Annotated element entries:
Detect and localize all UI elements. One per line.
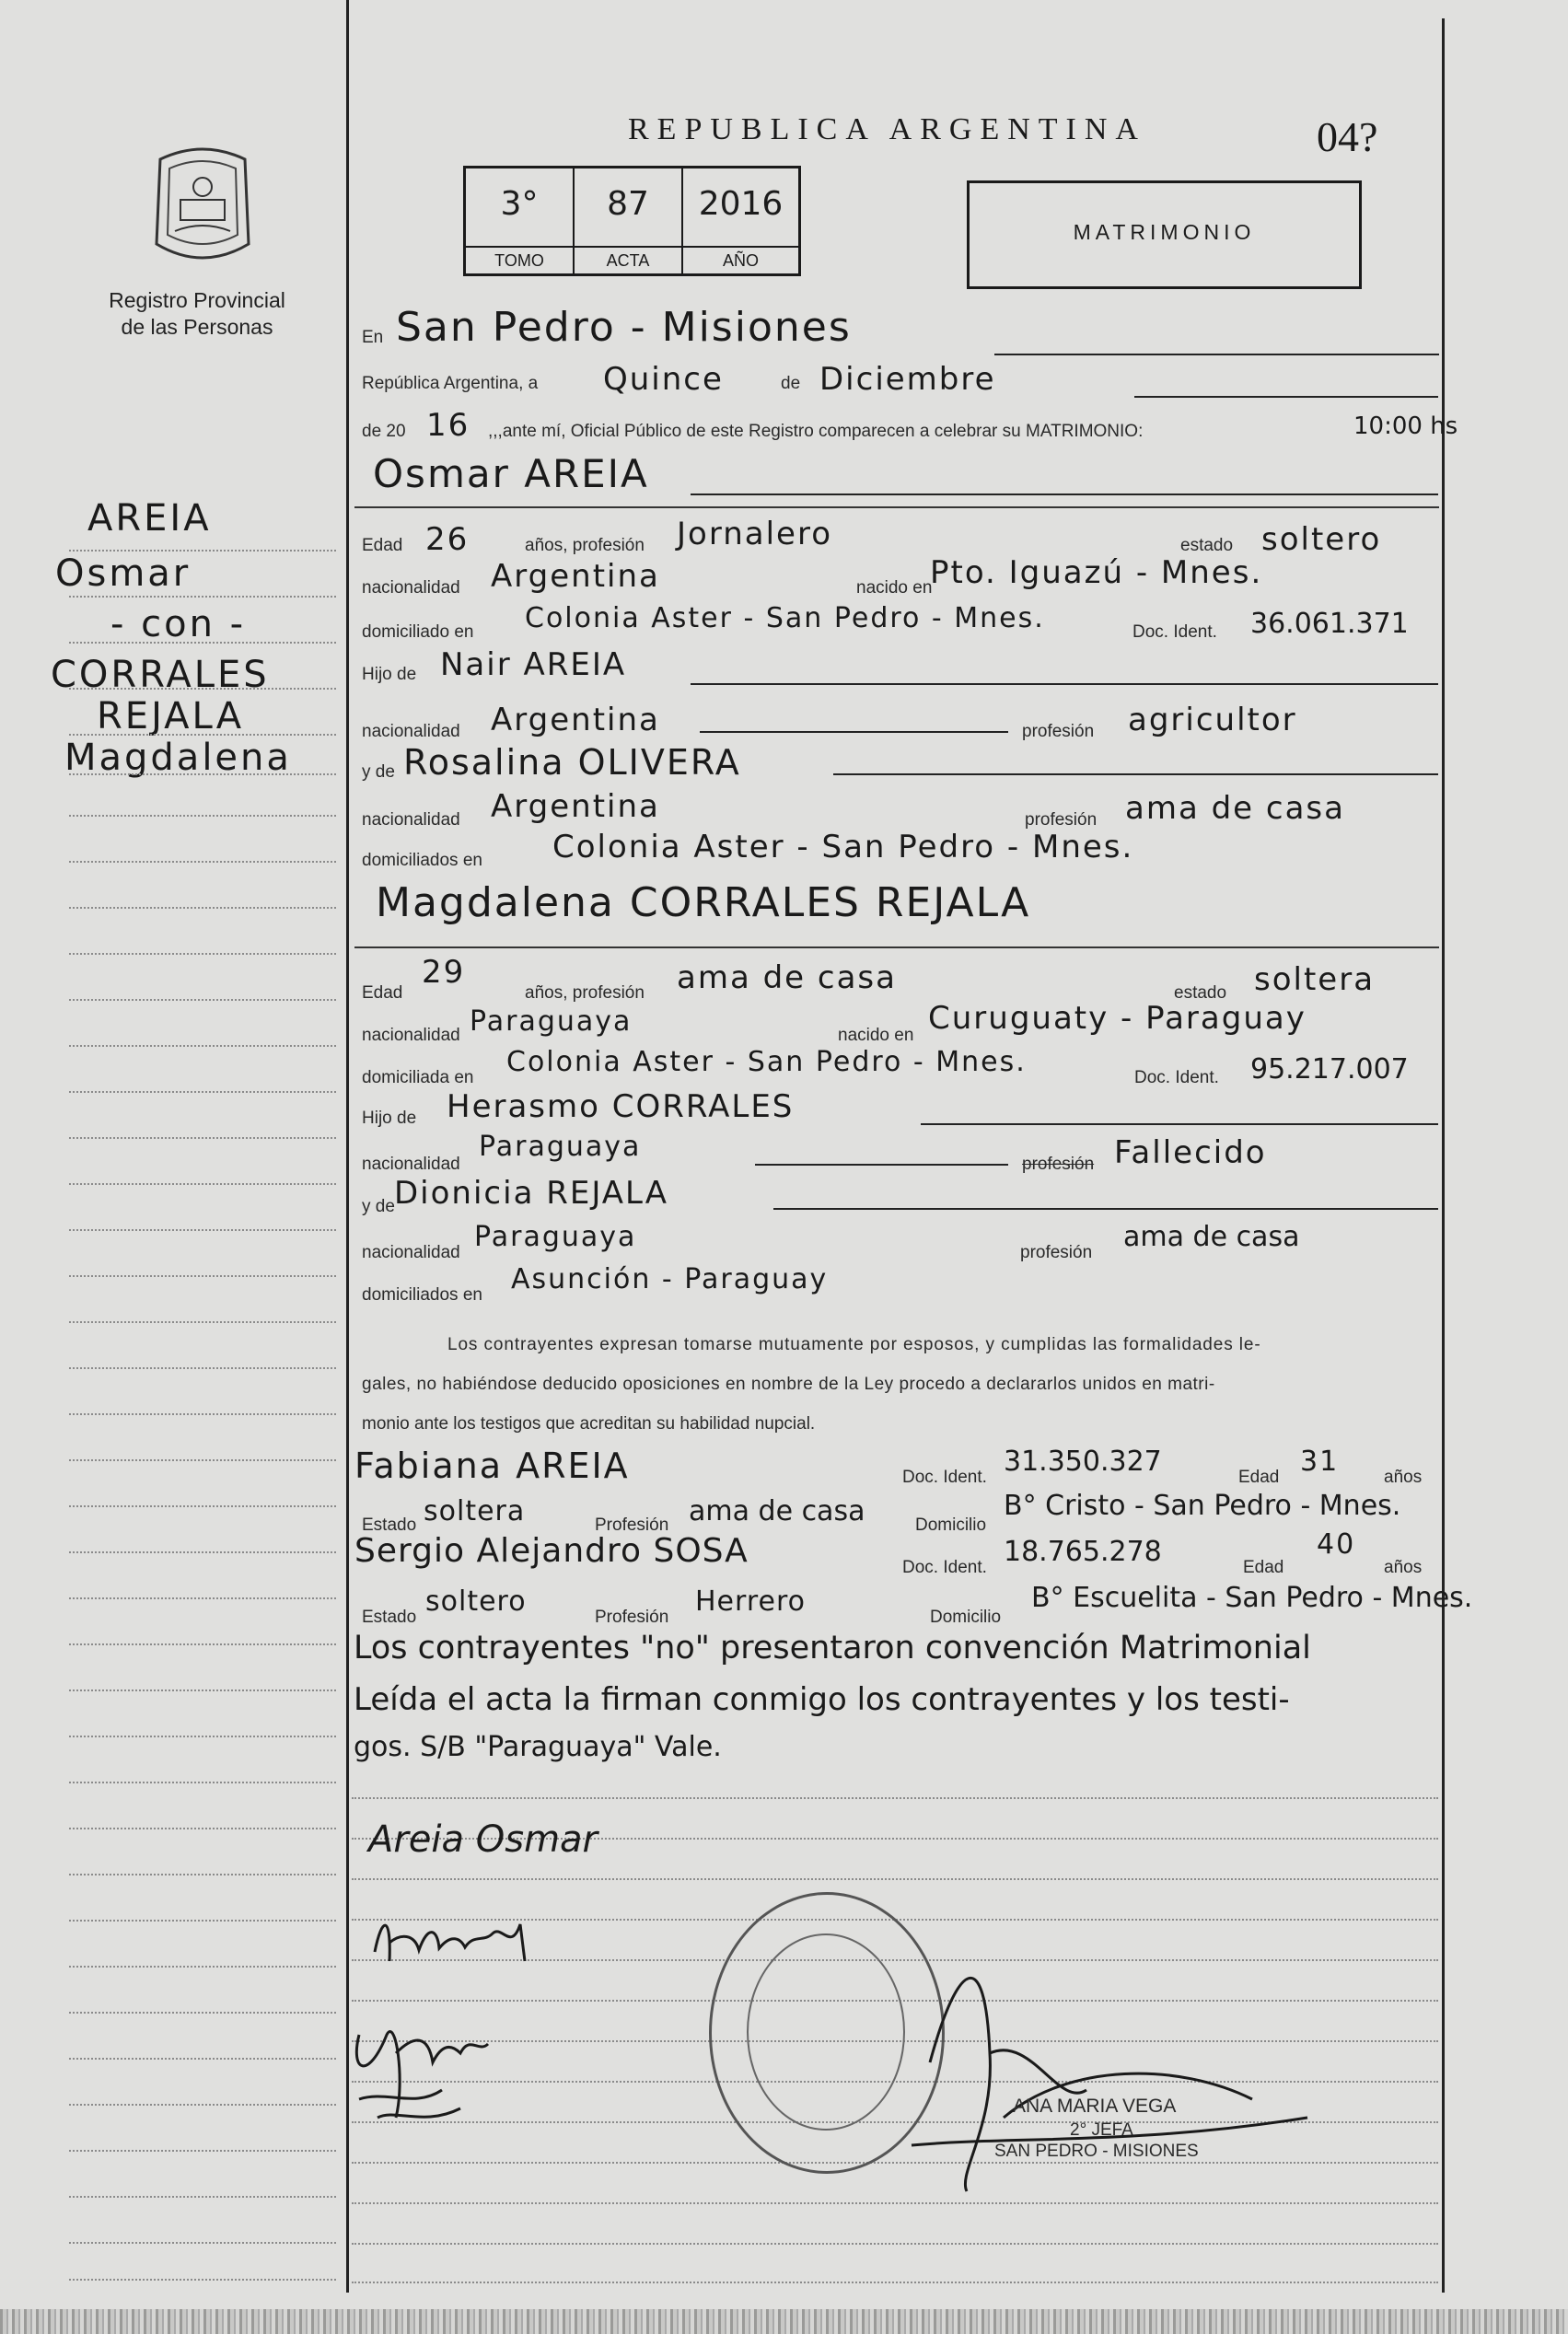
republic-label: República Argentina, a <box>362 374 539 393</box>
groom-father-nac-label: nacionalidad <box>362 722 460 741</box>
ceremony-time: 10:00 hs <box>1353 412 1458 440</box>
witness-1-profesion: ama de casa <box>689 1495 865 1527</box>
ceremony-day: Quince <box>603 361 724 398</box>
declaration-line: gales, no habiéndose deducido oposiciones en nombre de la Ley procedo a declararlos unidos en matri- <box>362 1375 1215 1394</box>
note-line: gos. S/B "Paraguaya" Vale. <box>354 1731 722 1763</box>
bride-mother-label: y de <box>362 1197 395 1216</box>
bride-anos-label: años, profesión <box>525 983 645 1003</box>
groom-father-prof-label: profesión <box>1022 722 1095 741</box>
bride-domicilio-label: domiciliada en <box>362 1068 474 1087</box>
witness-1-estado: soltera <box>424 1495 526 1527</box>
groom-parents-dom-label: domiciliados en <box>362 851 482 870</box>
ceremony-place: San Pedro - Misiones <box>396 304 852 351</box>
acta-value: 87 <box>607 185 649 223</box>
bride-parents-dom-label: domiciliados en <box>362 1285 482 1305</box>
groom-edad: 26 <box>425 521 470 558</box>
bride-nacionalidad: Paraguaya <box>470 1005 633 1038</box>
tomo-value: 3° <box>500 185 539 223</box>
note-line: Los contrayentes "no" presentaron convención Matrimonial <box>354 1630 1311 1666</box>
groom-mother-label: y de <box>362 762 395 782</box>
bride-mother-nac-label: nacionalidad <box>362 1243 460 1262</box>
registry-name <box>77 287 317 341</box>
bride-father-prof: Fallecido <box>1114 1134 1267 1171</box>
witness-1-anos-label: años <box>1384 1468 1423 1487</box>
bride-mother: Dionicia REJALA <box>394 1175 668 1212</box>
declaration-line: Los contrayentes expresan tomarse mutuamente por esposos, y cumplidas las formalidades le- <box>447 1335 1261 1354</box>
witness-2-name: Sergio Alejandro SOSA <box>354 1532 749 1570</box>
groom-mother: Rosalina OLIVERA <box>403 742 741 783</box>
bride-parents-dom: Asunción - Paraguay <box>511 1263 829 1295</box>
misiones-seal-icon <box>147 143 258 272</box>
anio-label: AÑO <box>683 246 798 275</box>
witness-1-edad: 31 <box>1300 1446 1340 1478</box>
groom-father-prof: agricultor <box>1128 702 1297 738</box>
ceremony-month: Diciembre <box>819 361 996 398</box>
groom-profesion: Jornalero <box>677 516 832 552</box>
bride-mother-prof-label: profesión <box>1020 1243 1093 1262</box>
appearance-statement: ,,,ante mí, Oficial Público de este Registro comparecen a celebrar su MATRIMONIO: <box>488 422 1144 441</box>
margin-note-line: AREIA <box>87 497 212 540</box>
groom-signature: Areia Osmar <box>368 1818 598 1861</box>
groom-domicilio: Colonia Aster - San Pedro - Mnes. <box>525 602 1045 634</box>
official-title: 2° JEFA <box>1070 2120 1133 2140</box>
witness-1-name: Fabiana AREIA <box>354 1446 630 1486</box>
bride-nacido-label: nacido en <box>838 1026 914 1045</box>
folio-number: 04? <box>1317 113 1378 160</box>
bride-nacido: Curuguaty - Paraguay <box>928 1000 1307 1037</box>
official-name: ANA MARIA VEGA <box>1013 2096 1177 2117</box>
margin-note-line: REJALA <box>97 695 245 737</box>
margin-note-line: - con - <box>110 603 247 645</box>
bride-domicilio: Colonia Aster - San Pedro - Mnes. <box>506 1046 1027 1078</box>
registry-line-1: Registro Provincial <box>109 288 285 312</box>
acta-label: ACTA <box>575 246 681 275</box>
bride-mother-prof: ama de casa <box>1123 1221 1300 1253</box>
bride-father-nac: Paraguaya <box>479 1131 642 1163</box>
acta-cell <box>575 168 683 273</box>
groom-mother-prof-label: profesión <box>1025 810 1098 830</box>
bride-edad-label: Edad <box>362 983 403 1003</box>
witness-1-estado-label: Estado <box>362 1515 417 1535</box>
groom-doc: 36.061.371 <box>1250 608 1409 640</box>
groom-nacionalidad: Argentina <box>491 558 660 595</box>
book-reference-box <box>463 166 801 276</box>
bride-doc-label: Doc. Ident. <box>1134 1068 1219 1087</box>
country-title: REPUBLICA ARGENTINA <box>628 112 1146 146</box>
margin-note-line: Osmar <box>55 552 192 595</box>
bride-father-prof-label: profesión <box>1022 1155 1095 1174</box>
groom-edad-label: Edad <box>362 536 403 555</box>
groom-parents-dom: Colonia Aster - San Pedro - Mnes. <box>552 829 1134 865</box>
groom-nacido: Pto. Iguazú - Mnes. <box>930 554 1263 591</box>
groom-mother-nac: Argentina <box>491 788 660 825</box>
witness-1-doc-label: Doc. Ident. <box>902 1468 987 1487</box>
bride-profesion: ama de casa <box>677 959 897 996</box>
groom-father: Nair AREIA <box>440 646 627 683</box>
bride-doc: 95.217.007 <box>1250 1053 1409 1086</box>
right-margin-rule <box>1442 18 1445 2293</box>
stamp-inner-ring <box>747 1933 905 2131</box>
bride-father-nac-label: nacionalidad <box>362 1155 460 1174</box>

■ Your goal
Reproduce every line of the records above word for word, leaving out the pictures.

■ Exercise result
Detect and localize all UI elements. One per line.
republic-label: República Argentina, a <box>362 374 539 393</box>
groom-father-nac-label: nacionalidad <box>362 722 460 741</box>
ceremony-time: 10:00 hs <box>1353 412 1458 440</box>
witness-1-profesion: ama de casa <box>689 1495 865 1527</box>
ceremony-day: Quince <box>603 361 724 398</box>
declaration-line: gales, no habiéndose deducido oposiciones en nombre de la Ley procedo a declararlos unidos en matri- <box>362 1375 1215 1394</box>
note-line: gos. S/B "Paraguaya" Vale. <box>354 1731 722 1763</box>
bride-mother-label: y de <box>362 1197 395 1216</box>
bride-anos-label: años, profesión <box>525 983 645 1003</box>
groom-father-prof-label: profesión <box>1022 722 1095 741</box>
bride-domicilio-label: domiciliada en <box>362 1068 474 1087</box>
witness-1-estado: soltera <box>424 1495 526 1527</box>
groom-parents-dom-label: domiciliados en <box>362 851 482 870</box>
ceremony-place: San Pedro - Misiones <box>396 304 852 351</box>
acta-value: 87 <box>607 185 649 223</box>
bride-parents-dom-label: domiciliados en <box>362 1285 482 1305</box>
groom-edad: 26 <box>425 521 470 558</box>
bride-nacionalidad: Paraguaya <box>470 1005 633 1038</box>
tomo-value: 3° <box>500 185 539 223</box>
note-line: Los contrayentes "no" presentaron convención Matrimonial <box>354 1630 1311 1666</box>
groom-mother-label: y de <box>362 762 395 782</box>
bride-mother-nac-label: nacionalidad <box>362 1243 460 1262</box>
registry-name <box>77 287 317 341</box>
bride-father-prof: Fallecido <box>1114 1134 1267 1171</box>
witness-1-anos-label: años <box>1384 1468 1423 1487</box>
bride-mother: Dionicia REJALA <box>394 1175 668 1212</box>
declaration-line: Los contrayentes expresan tomarse mutuamente por esposos, y cumplidas las formalidades le- <box>447 1335 1261 1354</box>
witness-2-name: Sergio Alejandro SOSA <box>354 1532 749 1570</box>
groom-mother: Rosalina OLIVERA <box>403 742 741 783</box>
bride-parents-dom: Asunción - Paraguay <box>511 1263 829 1295</box>
misiones-seal-icon <box>147 143 258 272</box>
anio-label: AÑO <box>683 246 798 275</box>
witness-1-edad: 31 <box>1300 1446 1340 1478</box>
groom-father-prof: agricultor <box>1128 702 1297 738</box>
ceremony-month: Diciembre <box>819 361 996 398</box>
groom-profesion: Jornalero <box>677 516 832 552</box>
bride-mother-prof-label: profesión <box>1020 1243 1093 1262</box>
appearance-statement: ,,,ante mí, Oficial Público de este Registro comparecen a celebrar su MATRIMONIO: <box>488 422 1144 441</box>
margin-note-line: AREIA <box>87 497 212 540</box>
groom-signature: Areia Osmar <box>368 1818 598 1861</box>
groom-domicilio: Colonia Aster - San Pedro - Mnes. <box>525 602 1045 634</box>
official-title: 2° JEFA <box>1070 2120 1133 2140</box>
witness-1-name: Fabiana AREIA <box>354 1446 630 1486</box>
bride-nacido-label: nacido en <box>838 1026 914 1045</box>
folio-number: 04? <box>1317 113 1378 160</box>
bride-nacido: Curuguaty - Paraguay <box>928 1000 1307 1037</box>
official-name: ANA MARIA VEGA <box>1013 2096 1177 2117</box>
margin-note-line: REJALA <box>97 695 245 737</box>
margin-note-line: - con - <box>110 603 247 645</box>
bride-domicilio: Colonia Aster - San Pedro - Mnes. <box>506 1046 1027 1078</box>
registry-line-1: Registro Provincial <box>109 288 285 312</box>
acta-label: ACTA <box>575 246 681 275</box>
bride-mother-prof: ama de casa <box>1123 1221 1300 1253</box>
bride-father-nac: Paraguaya <box>479 1131 642 1163</box>
acta-cell <box>575 168 683 273</box>
groom-mother-prof-label: profesión <box>1025 810 1098 830</box>
bride-edad-label: Edad <box>362 983 403 1003</box>
witness-1-estado-label: Estado <box>362 1515 417 1535</box>
groom-doc: 36.061.371 <box>1250 608 1409 640</box>
groom-nacionalidad: Argentina <box>491 558 660 595</box>
book-reference-box <box>463 166 801 276</box>
bride-doc-label: Doc. Ident. <box>1134 1068 1219 1087</box>
country-title: REPUBLICA ARGENTINA <box>628 112 1146 146</box>
margin-note-line: Osmar <box>55 552 192 595</box>
bride-father-prof-label: profesión <box>1022 1155 1095 1174</box>
groom-edad-label: Edad <box>362 536 403 555</box>
groom-parents-dom: Colonia Aster - San Pedro - Mnes. <box>552 829 1134 865</box>
groom-nacido: Pto. Iguazú - Mnes. <box>930 554 1263 591</box>
groom-mother-nac: Argentina <box>491 788 660 825</box>
witness-1-doc-label: Doc. Ident. <box>902 1468 987 1487</box>
bride-profesion: ama de casa <box>677 959 897 996</box>
groom-father: Nair AREIA <box>440 646 627 683</box>
bride-doc: 95.217.007 <box>1250 1053 1409 1086</box>
right-margin-rule <box>1442 18 1445 2293</box>
stamp-inner-ring <box>747 1933 905 2131</box>
bride-father-nac-label: nacionalidad <box>362 1155 460 1174</box>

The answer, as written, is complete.